WORK TO BE COMPLETED:
Each line that holds the word "questions" counts once; give the total for the records below and nothing else.

RECORDS PROVIDED:
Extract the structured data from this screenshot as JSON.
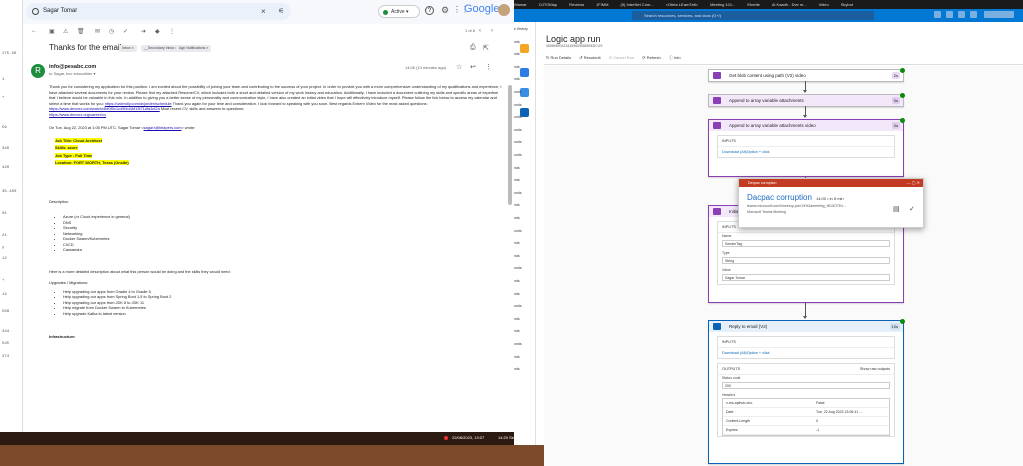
{
  "gutter": [
    "175.58",
    "1",
    "+",
    "59",
    "340",
    "420",
    "35.450",
    "01",
    "21",
    "y",
    "12",
    "+",
    "14",
    "508",
    "344",
    "545",
    "374"
  ],
  "gmail": {
    "search_value": "Sagar Tomar",
    "status": "Active",
    "logo": "Google",
    "pager": "1 of 8",
    "subject": "Thanks for the email",
    "labels": [
      "Inbox ×",
      "__Secondary Inbox ×",
      "Agn Notifications ×"
    ],
    "sender": "info@pesabc.com",
    "recipient": "to Sagar, bcc edouathier ▾",
    "date": "14:06 (14 minutes ago)",
    "avatar_letter": "R",
    "body": {
      "intro": "Thank you for considering my application for this position. I am excited about the possibility of joining your team and contributing to the success of your project. In order to provide you with a more comprehensive understanding of my qualifications and experience, I have attached several documents for your review. Please find my attached Resume/CV, which includes both a short and detailed version of my work history and education. Additionally, I have included a document outlining my skills and specific areas of expertise that I believe would be valuable in this role. In addition to giving you a better sense of my personality and communication style, I have also created an initial video that I hope will effectively introduce myself. Please follow the link below to access my calendar and select a time that works for you:",
      "calendar_link": "https://calendly.com/dvjorden/schedule",
      "intro_tail": " Thank you again for your time and consideration. I look forward to speaking with you soon. Best regards Exbern Video for the most asked questions:",
      "video_link": "https://www.devoxx.com/watch/4bf0f0c1c49f4d4bf13f71dfa3cf2a",
      "intro_tail2": " Most recent CV, skills and answers to questions:",
      "cv_link": "https://www.devoxx.org/career/cv",
      "quote_head": "On Tue, Aug 22, 2023 at 1:05 PM UTC, Sagar Tomar <",
      "quote_email": "sagar.t@bitapers.com",
      "quote_tail": "> wrote:",
      "job_title": "Job Title: Cloud Architect",
      "skills": "Skills: azure",
      "job_type": "Job Type : Full Time",
      "location": "Location: FORT WORTH, Texas (Onsite)",
      "description_label": "Description",
      "skills_list": [
        "Azure (or Cloud experience in general)",
        "DNS",
        "Security",
        "Networking",
        "Docker Swarm/Kubernetes",
        "CI/CD",
        "Cassandra"
      ],
      "detail_line": "Here is a more detailed description about what this person would be doing and the skills they would need:",
      "upgrades_label": "Upgrades / Migrations:",
      "upgrades_list": [
        "Help upgrading our apps from Gradle 4 to Gradle 5",
        "Help upgrading our apps from Spring Boot 1.5 to Spring Boot 2",
        "Help upgrading our apps from JDK 8 to JDK 11",
        "Help migrate from Docker Swarm to Kubernetes",
        "Help upgrade Kafka to latest version"
      ],
      "infra_label": "Infrastructure:"
    }
  },
  "taskbar": {
    "datetime": "22/08/2023, 13:07",
    "seconds": "14:20 Seconds"
  },
  "azure": {
    "tabs": [
      "Wamar",
      "OJTOMap",
      "Reviews",
      "JFIMM",
      "(5) InterNet Com...",
      "<Ofeta LEarnTalt>",
      "Meeting 101...",
      "Eberlie",
      "Ai Kaadh - Dve m...",
      "Video",
      "Skybot"
    ],
    "search_placeholder": "Search resources, services, and docs (G+/)",
    "list_items": [
      "e History",
      "nds",
      "nds",
      "nds",
      "nds",
      "onds",
      "onds",
      "onds",
      "onds",
      "onds",
      "onds",
      "nds",
      "nds",
      "onds",
      "nds",
      "nds",
      "onds",
      "nds",
      "nds",
      "onds",
      "nds",
      "nds",
      "onds",
      "nds",
      "nds",
      "onds",
      "nds",
      "nds"
    ],
    "title": "Logic app run",
    "run_id": "08585690413415960558880E8CUS",
    "commands": [
      "↻ Run Details",
      "↺ Resubmit",
      "⊘ Cancel Run",
      "⟳ Refresh",
      "ⓘ Info"
    ],
    "steps": [
      {
        "name": "Get blob content using path (V2) video",
        "time": "2s"
      },
      {
        "name": "Append to array variable attachments",
        "time": "0s"
      },
      {
        "name": "Append to array variable attachments video",
        "time": "0s"
      },
      {
        "name": "Initialize",
        "time": ""
      },
      {
        "name": "Reply to email (V2)",
        "time": "10s"
      }
    ],
    "inputs_label": "INPUTS",
    "download_label": "Download (All)Option + click",
    "name_label": "Name",
    "name_value": "SenderTag",
    "type_label": "Type",
    "type_value": "String",
    "value_label": "Value",
    "value_value": "Sagar Tomar",
    "outputs_label": "OUTPUTS",
    "show_raw": "Show raw outputs",
    "status_code_label": "Status code",
    "status_code": "200",
    "headers_label": "Headers",
    "headers": [
      {
        "k": "x-ms-apihub-obo",
        "v": "False"
      },
      {
        "k": "Date",
        "v": "Tue, 22 Aug 2023 13:06:41 ..."
      },
      {
        "k": "Content-Length",
        "v": "0"
      },
      {
        "k": "Expires",
        "v": "-1"
      }
    ]
  },
  "toast": {
    "app": "Devpac corruption",
    "name": "Dacpac corruption",
    "time": "14:00 • in 8 min",
    "url": "teams.microsoft.com/l/meetup-join/19%3ameeting_NDJiOTEx...",
    "location": "Microsoft Teams Meeting"
  }
}
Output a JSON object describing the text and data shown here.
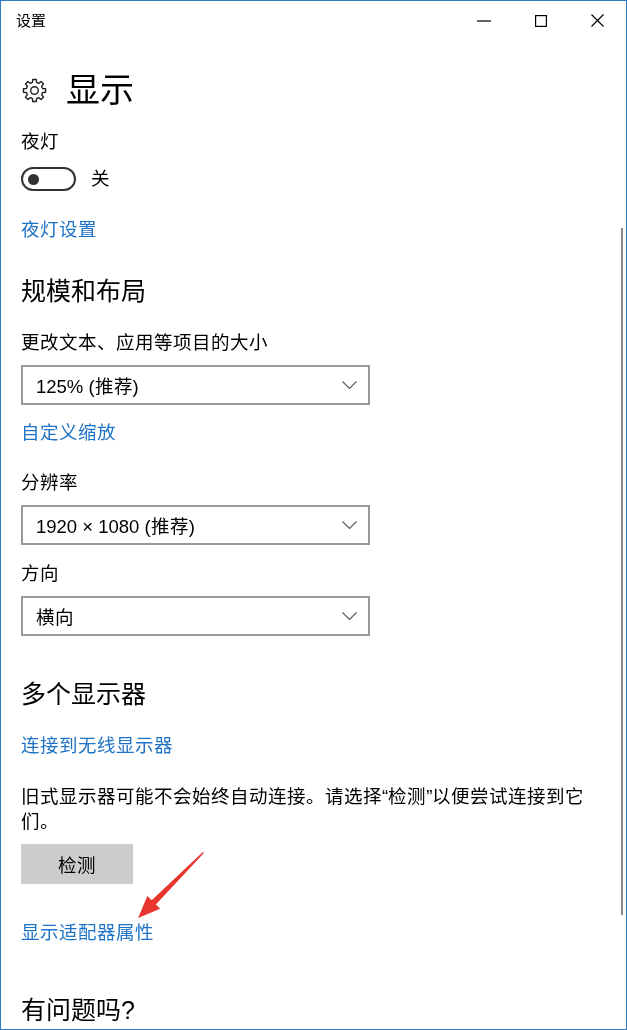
{
  "window": {
    "title": "设置"
  },
  "page": {
    "title": "显示"
  },
  "content": [
    {
      "kind": "label",
      "text": "夜灯"
    },
    {
      "kind": "toggle",
      "on": false,
      "state_text": "关"
    },
    {
      "kind": "link",
      "text": "夜灯设置"
    },
    {
      "kind": "heading",
      "text": "规模和布局"
    },
    {
      "kind": "label",
      "text": "更改文本、应用等项目的大小"
    },
    {
      "kind": "dropdown",
      "value": "125% (推荐)"
    },
    {
      "kind": "link",
      "text": "自定义缩放"
    },
    {
      "kind": "label",
      "text": "分辨率"
    },
    {
      "kind": "dropdown",
      "value": "1920 × 1080 (推荐)"
    },
    {
      "kind": "label",
      "text": "方向"
    },
    {
      "kind": "dropdown",
      "value": "横向"
    },
    {
      "kind": "heading",
      "text": "多个显示器"
    },
    {
      "kind": "link",
      "text": "连接到无线显示器"
    },
    {
      "kind": "paragraph",
      "text": "旧式显示器可能不会始终自动连接。请选择“检测”以便尝试连接到它们。"
    },
    {
      "kind": "button",
      "text": "检测"
    },
    {
      "kind": "link",
      "text": "显示适配器属性"
    },
    {
      "kind": "heading",
      "text": "有问题吗?"
    }
  ],
  "annotation": {
    "kind": "arrow"
  }
}
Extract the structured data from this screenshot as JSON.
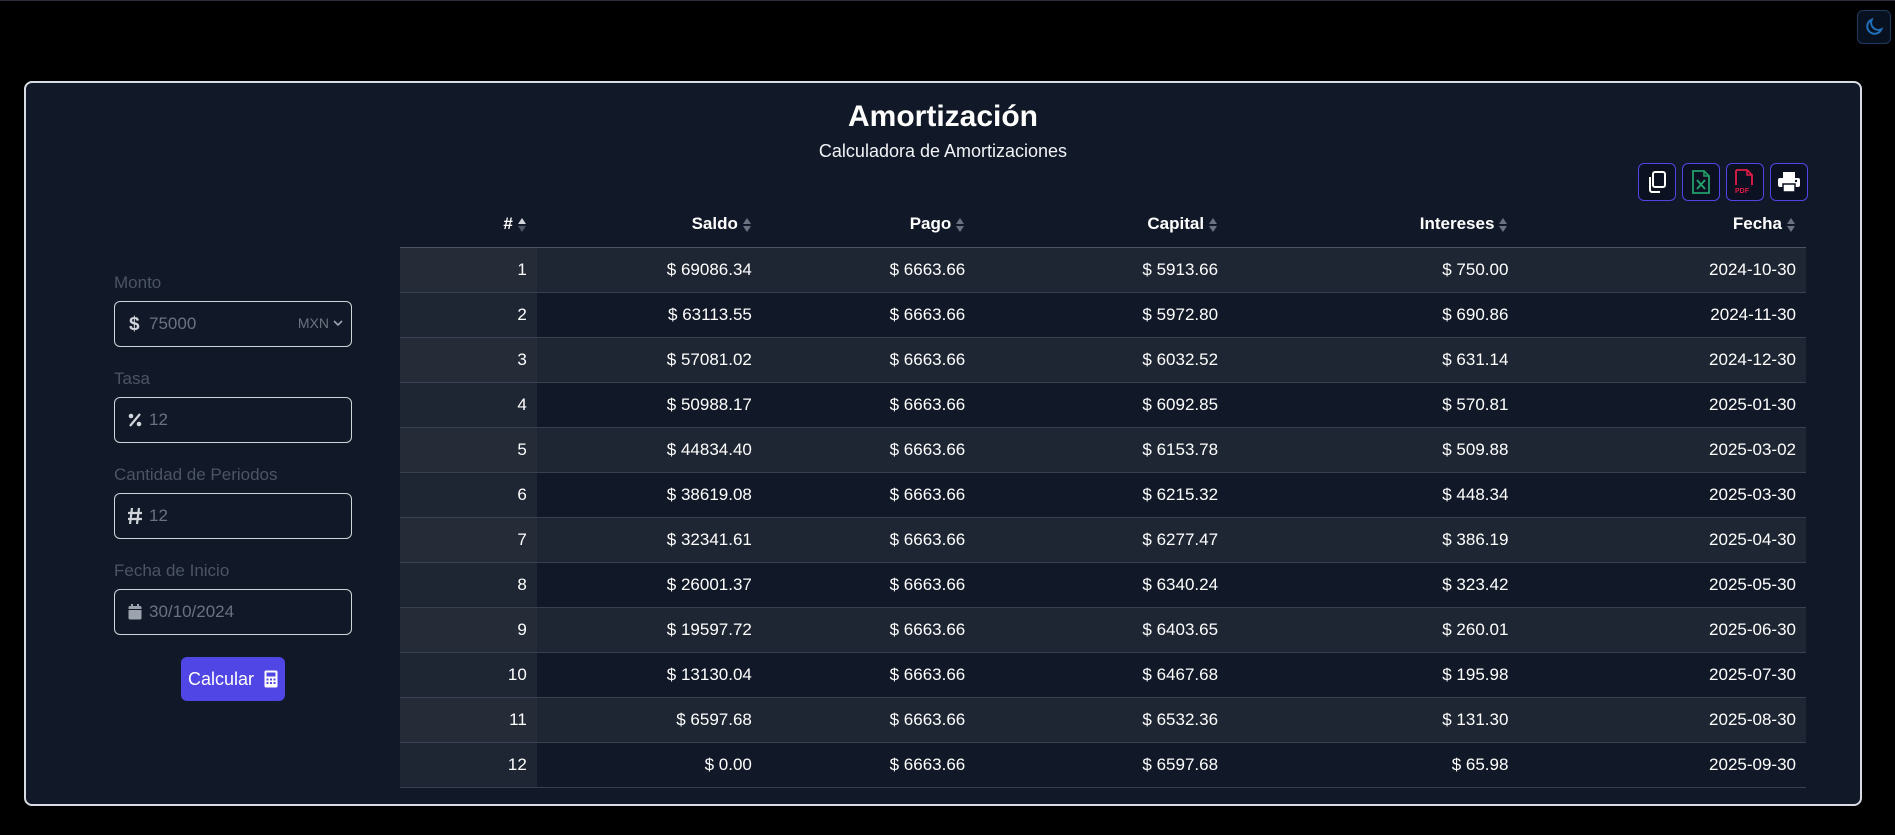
{
  "header": {
    "title": "Amortización",
    "subtitle": "Calculadora de Amortizaciones"
  },
  "theme_toggle": {
    "icon": "moon-icon"
  },
  "form": {
    "monto": {
      "label": "Monto",
      "placeholder": "75000",
      "currency": "MXN",
      "icon": "dollar-icon"
    },
    "tasa": {
      "label": "Tasa",
      "placeholder": "12",
      "icon": "percent-icon"
    },
    "periodos": {
      "label": "Cantidad de Periodos",
      "placeholder": "12",
      "icon": "hash-icon"
    },
    "fecha": {
      "label": "Fecha de Inicio",
      "value": "30/10/2024",
      "icon": "calendar-icon"
    },
    "calcular_label": "Calcular"
  },
  "toolbar": [
    "copy-icon",
    "excel-icon",
    "pdf-icon",
    "print-icon"
  ],
  "table": {
    "columns": [
      "#",
      "Saldo",
      "Pago",
      "Capital",
      "Intereses",
      "Fecha"
    ],
    "rows": [
      [
        "1",
        "$ 69086.34",
        "$ 6663.66",
        "$ 5913.66",
        "$ 750.00",
        "2024-10-30"
      ],
      [
        "2",
        "$ 63113.55",
        "$ 6663.66",
        "$ 5972.80",
        "$ 690.86",
        "2024-11-30"
      ],
      [
        "3",
        "$ 57081.02",
        "$ 6663.66",
        "$ 6032.52",
        "$ 631.14",
        "2024-12-30"
      ],
      [
        "4",
        "$ 50988.17",
        "$ 6663.66",
        "$ 6092.85",
        "$ 570.81",
        "2025-01-30"
      ],
      [
        "5",
        "$ 44834.40",
        "$ 6663.66",
        "$ 6153.78",
        "$ 509.88",
        "2025-03-02"
      ],
      [
        "6",
        "$ 38619.08",
        "$ 6663.66",
        "$ 6215.32",
        "$ 448.34",
        "2025-03-30"
      ],
      [
        "7",
        "$ 32341.61",
        "$ 6663.66",
        "$ 6277.47",
        "$ 386.19",
        "2025-04-30"
      ],
      [
        "8",
        "$ 26001.37",
        "$ 6663.66",
        "$ 6340.24",
        "$ 323.42",
        "2025-05-30"
      ],
      [
        "9",
        "$ 19597.72",
        "$ 6663.66",
        "$ 6403.65",
        "$ 260.01",
        "2025-06-30"
      ],
      [
        "10",
        "$ 13130.04",
        "$ 6663.66",
        "$ 6467.68",
        "$ 195.98",
        "2025-07-30"
      ],
      [
        "11",
        "$ 6597.68",
        "$ 6663.66",
        "$ 6532.36",
        "$ 131.30",
        "2025-08-30"
      ],
      [
        "12",
        "$ 0.00",
        "$ 6663.66",
        "$ 6597.68",
        "$ 65.98",
        "2025-09-30"
      ]
    ]
  },
  "colors": {
    "background": "#000000",
    "card": "#111827",
    "accent": "#5046e5",
    "excel": "#22a06b",
    "pdf": "#e11d48"
  }
}
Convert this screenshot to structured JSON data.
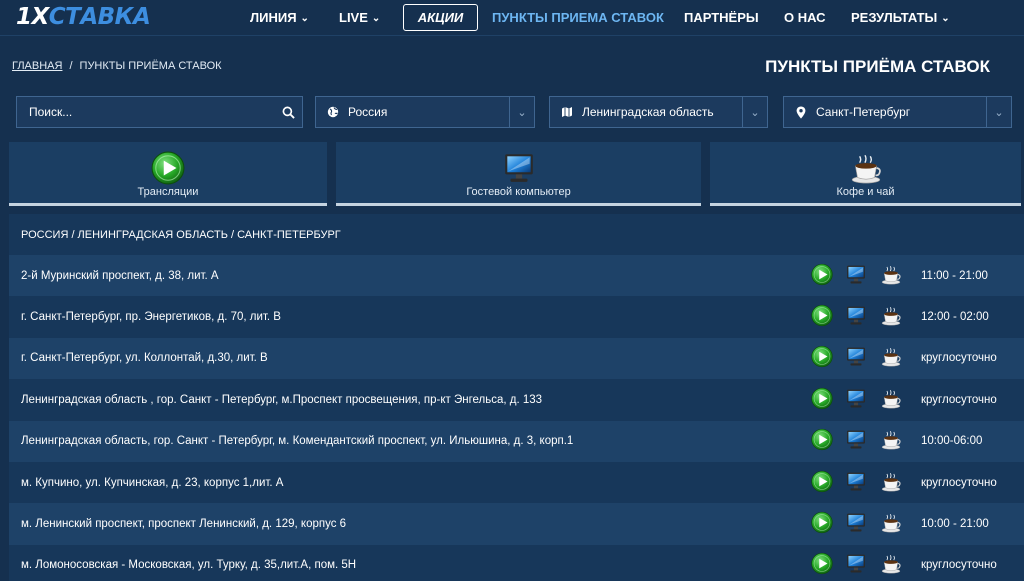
{
  "header": {
    "logo_main": "1X",
    "logo_accent": "СТАВКА",
    "nav": {
      "line": "ЛИНИЯ",
      "live": "LIVE",
      "promo": "АКЦИИ",
      "points": "ПУНКТЫ ПРИЕМА СТАВОК",
      "partners": "ПАРТНЁРЫ",
      "about": "О НАС",
      "results": "РЕЗУЛЬТАТЫ"
    },
    "active_color": "#6db6f2"
  },
  "breadcrumb": {
    "home": "ГЛАВНАЯ",
    "separator": "/",
    "current": "ПУНКТЫ ПРИЁМА СТАВОК"
  },
  "page_title": "ПУНКТЫ ПРИЁМА СТАВОК",
  "filters": {
    "search_placeholder": "Поиск...",
    "country": "Россия",
    "region": "Ленинградская область",
    "city": "Санкт-Петербург"
  },
  "features": [
    {
      "label": "Трансляции",
      "icon": "play-icon"
    },
    {
      "label": "Гостевой компьютер",
      "icon": "computer-icon"
    },
    {
      "label": "Кофе и чай",
      "icon": "coffee-cup-icon"
    }
  ],
  "table": {
    "heading": "РОССИЯ / ЛЕНИНГРАДСКАЯ ОБЛАСТЬ / САНКТ-ПЕТЕРБУРГ",
    "rows": [
      {
        "address": "2-й Муринский проспект, д. 38, лит. А",
        "hours": "11:00 - 21:00"
      },
      {
        "address": "г. Санкт-Петербург, пр. Энергетиков, д. 70, лит. В",
        "hours": "12:00 - 02:00"
      },
      {
        "address": "г. Санкт-Петербург, ул. Коллонтай, д.30, лит. В",
        "hours": "круглосуточно"
      },
      {
        "address": "Ленинградская область , гор. Санкт - Петербург, м.Проспект просвещения, пр-кт Энгельса, д. 133",
        "hours": "круглосуточно"
      },
      {
        "address": "Ленинградская область, гор. Санкт - Петербург, м. Комендантский проспект, ул. Ильюшина, д. 3, корп.1",
        "hours": "10:00-06:00"
      },
      {
        "address": "м. Купчино, ул. Купчинская, д. 23, корпус 1,лит. А",
        "hours": "круглосуточно"
      },
      {
        "address": "м. Ленинский проспект, проспект Ленинский, д. 129, корпус 6",
        "hours": "10:00 - 21:00"
      },
      {
        "address": "м. Ломоносовская - Московская, ул. Турку, д. 35,лит.А, пом. 5Н",
        "hours": "круглосуточно"
      }
    ]
  },
  "colors": {
    "background": "#15304f",
    "row_odd": "#1e4268",
    "row_even": "#17375a",
    "play_green": "#2fb52f"
  }
}
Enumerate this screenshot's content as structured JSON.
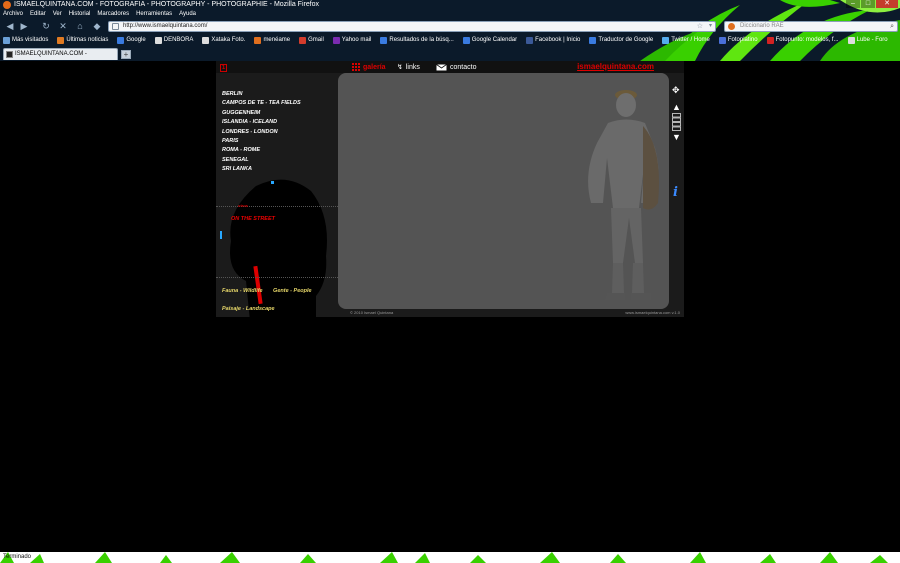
{
  "browser": {
    "title": "ISMAELQUINTANA.COM - FOTOGRAFIA - PHOTOGRAPHY - PHOTOGRAPHIE - Mozilla Firefox",
    "menu": [
      "Archivo",
      "Editar",
      "Ver",
      "Historial",
      "Marcadores",
      "Herramientas",
      "Ayuda"
    ],
    "url": "http://www.ismaelquintana.com/",
    "search_placeholder": "Diccionario RAE",
    "bookmarks": [
      {
        "label": "Más visitados",
        "color": "#6aa0d8"
      },
      {
        "label": "Últimas noticias",
        "color": "#e07a22"
      },
      {
        "label": "Google",
        "color": "#3a7be0"
      },
      {
        "label": "DENBORA",
        "color": "#dddddd"
      },
      {
        "label": "Xataka Foto.",
        "color": "#dddddd"
      },
      {
        "label": "menéame",
        "color": "#e06f1e"
      },
      {
        "label": "Gmail",
        "color": "#d43c2c"
      },
      {
        "label": "Yahoo mail",
        "color": "#7b2bb0"
      },
      {
        "label": "Resultados de la búsq...",
        "color": "#3a7be0"
      },
      {
        "label": "Google Calendar",
        "color": "#3a7be0"
      },
      {
        "label": "Facebook | Inicio",
        "color": "#3b5998"
      },
      {
        "label": "Traductor de Google",
        "color": "#3a7be0"
      },
      {
        "label": "Twitter / Home",
        "color": "#55acee"
      },
      {
        "label": "Fotoplatino",
        "color": "#4a6fd8"
      },
      {
        "label": "Fotopunto: modelos, f...",
        "color": "#d42222"
      },
      {
        "label": "Lube - Foro",
        "color": "#dddddd"
      }
    ],
    "tab_title": "ISMAELQUINTANA.COM - FOTOGRA...",
    "status": "Terminado"
  },
  "site": {
    "lang_label": "1",
    "nav": {
      "galeria": "galería",
      "links": "links",
      "contacto": "contacto"
    },
    "brand": "ismaelquintana.com",
    "cities": [
      "BERLIN",
      "CAMPOS DE TE - TEA FIELDS",
      "GUGGENHEIM",
      "ISLANDIA - ICELAND",
      "LONDRES - LONDON",
      "PARIS",
      "ROMA - ROME",
      "SENEGAL",
      "SRI LANKA"
    ],
    "others_label": "otros",
    "on_the_street": "ON THE STREET",
    "categories": {
      "fauna": "Fauna - Wildlife",
      "gente": "Gente - People",
      "paisaje": "Paisaje - Landscape"
    },
    "footer_left": "© 2010 Ismael Quintana",
    "footer_right": "www.ismaelquintana.com v.1.0"
  },
  "colors": {
    "grass": "#39d000",
    "accent_red": "#dd0000",
    "category_yellow": "#e8d86a"
  },
  "icons": [
    "firefox-icon",
    "back-icon",
    "forward-icon",
    "reload-icon",
    "stop-icon",
    "home-icon",
    "bookmark-star-icon",
    "search-icon",
    "move-icon",
    "arrow-up-icon",
    "arrow-down-icon",
    "info-icon",
    "grid-icon",
    "links-icon",
    "mail-icon"
  ]
}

REPLY:
2